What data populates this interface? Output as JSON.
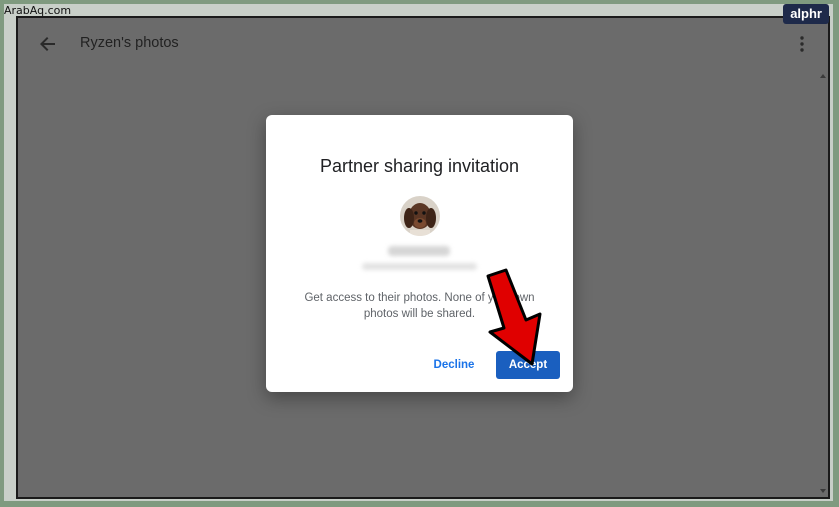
{
  "watermark": "ArabAq.com",
  "brand": "alphr",
  "topbar": {
    "title": "Ryzen's photos",
    "back_icon": "arrow-left-icon",
    "more_icon": "more-vert-icon"
  },
  "dialog": {
    "title": "Partner sharing invitation",
    "body": "Get access to their photos. None of your own photos will be shared.",
    "decline_label": "Decline",
    "accept_label": "Accept"
  },
  "colors": {
    "primary": "#1a73e8",
    "accept_bg": "#1a5fbf",
    "overlay": "#6b6b6b",
    "annotation_arrow": "#e00000"
  }
}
++++++++
■ **What you will do**
Repeat the records above verbatim, with no pictures in the result.

■ **Full solution**
What data populates this interface? Output as JSON.
{
  "watermark": "ArabAq.com",
  "brand": "alphr",
  "topbar": {
    "title": "Ryzen's photos",
    "back_icon": "arrow-left-icon",
    "more_icon": "more-vert-icon"
  },
  "dialog": {
    "title": "Partner sharing invitation",
    "body": "Get access to their photos. None of your own photos will be shared.",
    "decline_label": "Decline",
    "accept_label": "Accept"
  },
  "colors": {
    "primary": "#1a73e8",
    "accept_bg": "#1a5fbf",
    "overlay": "#6b6b6b",
    "annotation_arrow": "#e00000"
  }
}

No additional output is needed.